_PROBLEM STATEMENT_
Without the pictures, print each of the records below exactly as it appears.
## Start GIVEN ENTRIES
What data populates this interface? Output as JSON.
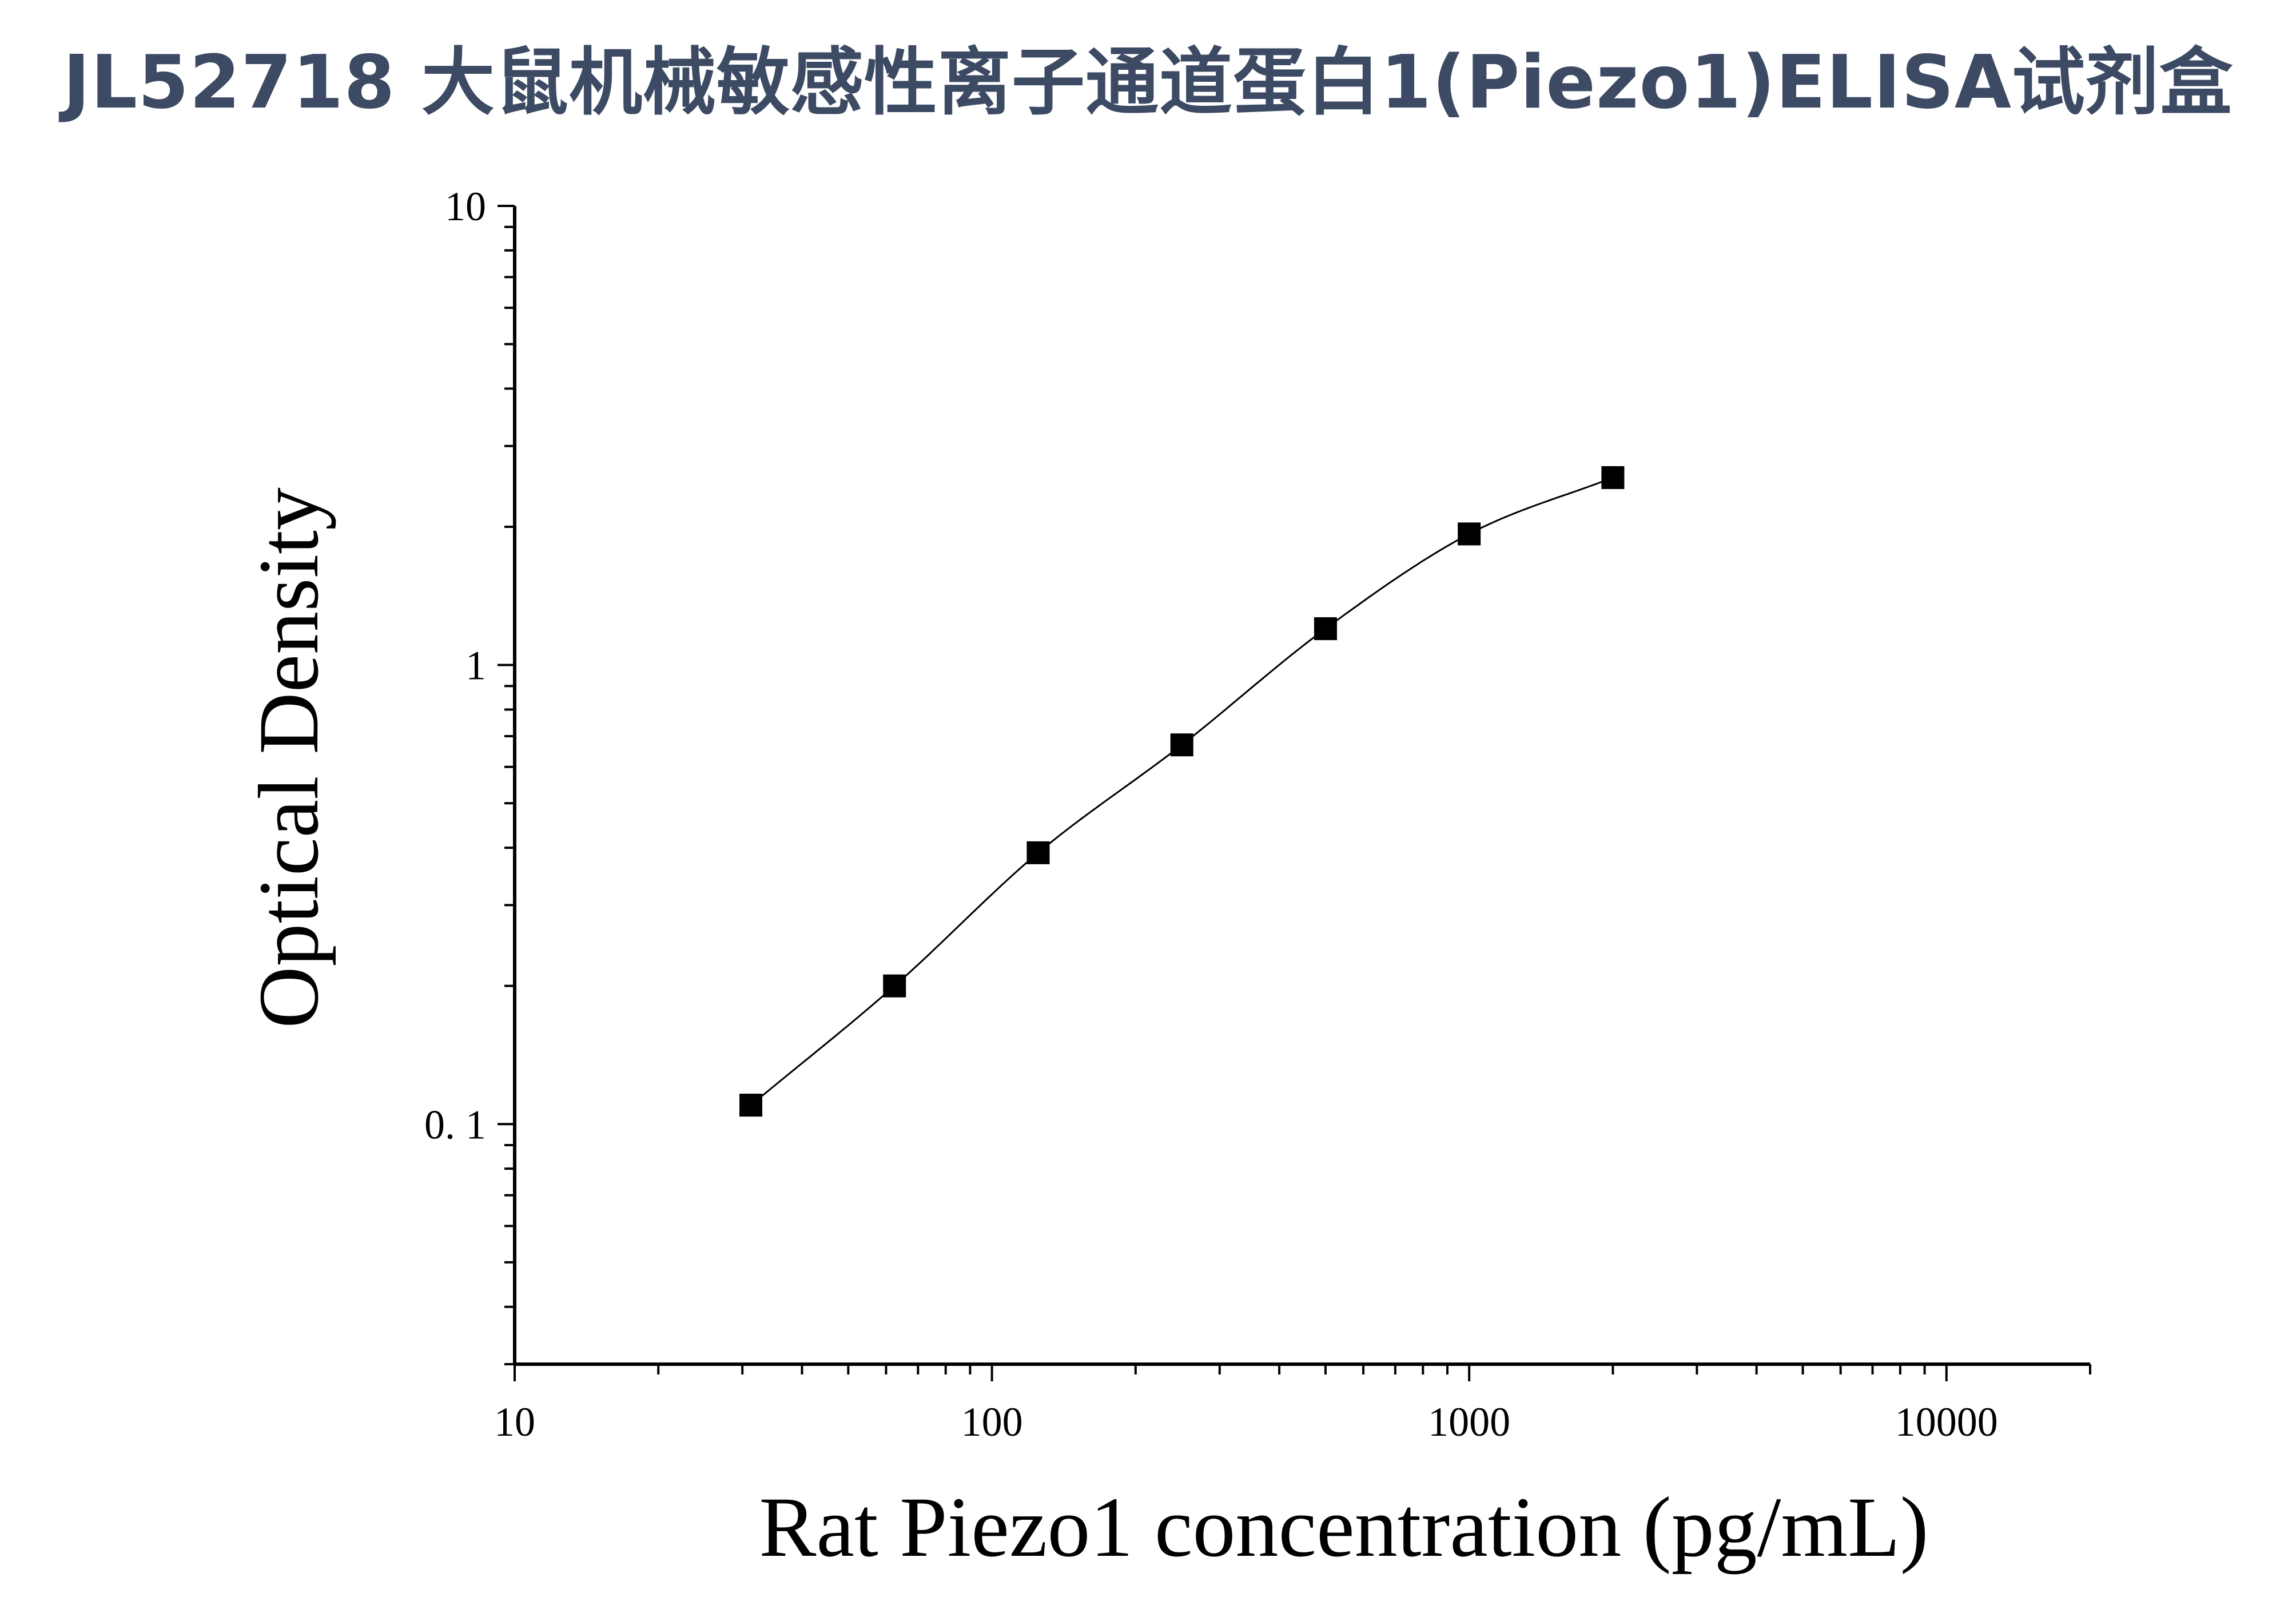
{
  "title": "JL52718 大鼠机械敏感性离子通道蛋白1(Piezo1)ELISA试剂盒",
  "colors": {
    "title": "#3d4a63",
    "axis": "#000000",
    "marker": "#000000",
    "curve": "#000000"
  },
  "chart_data": {
    "type": "scatter",
    "title": "",
    "xlabel": "Rat Piezo1 concentration (pg/mL)",
    "ylabel": "Optical Density",
    "x_scale": "log",
    "y_scale": "log",
    "xlim": [
      10,
      20000
    ],
    "ylim": [
      0.03,
      10
    ],
    "x_ticks": [
      "10",
      "100",
      "1000",
      "10000"
    ],
    "y_ticks": [
      "0. 1",
      "1",
      "10"
    ],
    "grid": false,
    "legend": "none",
    "series": [
      {
        "x": [
          31.25,
          62.5,
          125,
          250,
          500,
          1000,
          2000
        ],
        "y": [
          0.11,
          0.2,
          0.39,
          0.67,
          1.2,
          1.93,
          2.56
        ],
        "marker": "square",
        "fit": "curve"
      }
    ]
  }
}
## End GIVEN ENTRIES
_RESULT_
What data populates this interface? Output as JSON.
{
  "title": "JL52718 大鼠机械敏感性离子通道蛋白1(Piezo1)ELISA试剂盒",
  "colors": {
    "title": "#3d4a63",
    "axis": "#000000",
    "marker": "#000000",
    "curve": "#000000"
  },
  "chart_data": {
    "type": "scatter",
    "title": "",
    "xlabel": "Rat Piezo1 concentration (pg/mL)",
    "ylabel": "Optical Density",
    "x_scale": "log",
    "y_scale": "log",
    "xlim": [
      10,
      20000
    ],
    "ylim": [
      0.03,
      10
    ],
    "x_ticks": [
      "10",
      "100",
      "1000",
      "10000"
    ],
    "y_ticks": [
      "0. 1",
      "1",
      "10"
    ],
    "grid": false,
    "legend": "none",
    "series": [
      {
        "x": [
          31.25,
          62.5,
          125,
          250,
          500,
          1000,
          2000
        ],
        "y": [
          0.11,
          0.2,
          0.39,
          0.67,
          1.2,
          1.93,
          2.56
        ],
        "marker": "square",
        "fit": "curve"
      }
    ]
  }
}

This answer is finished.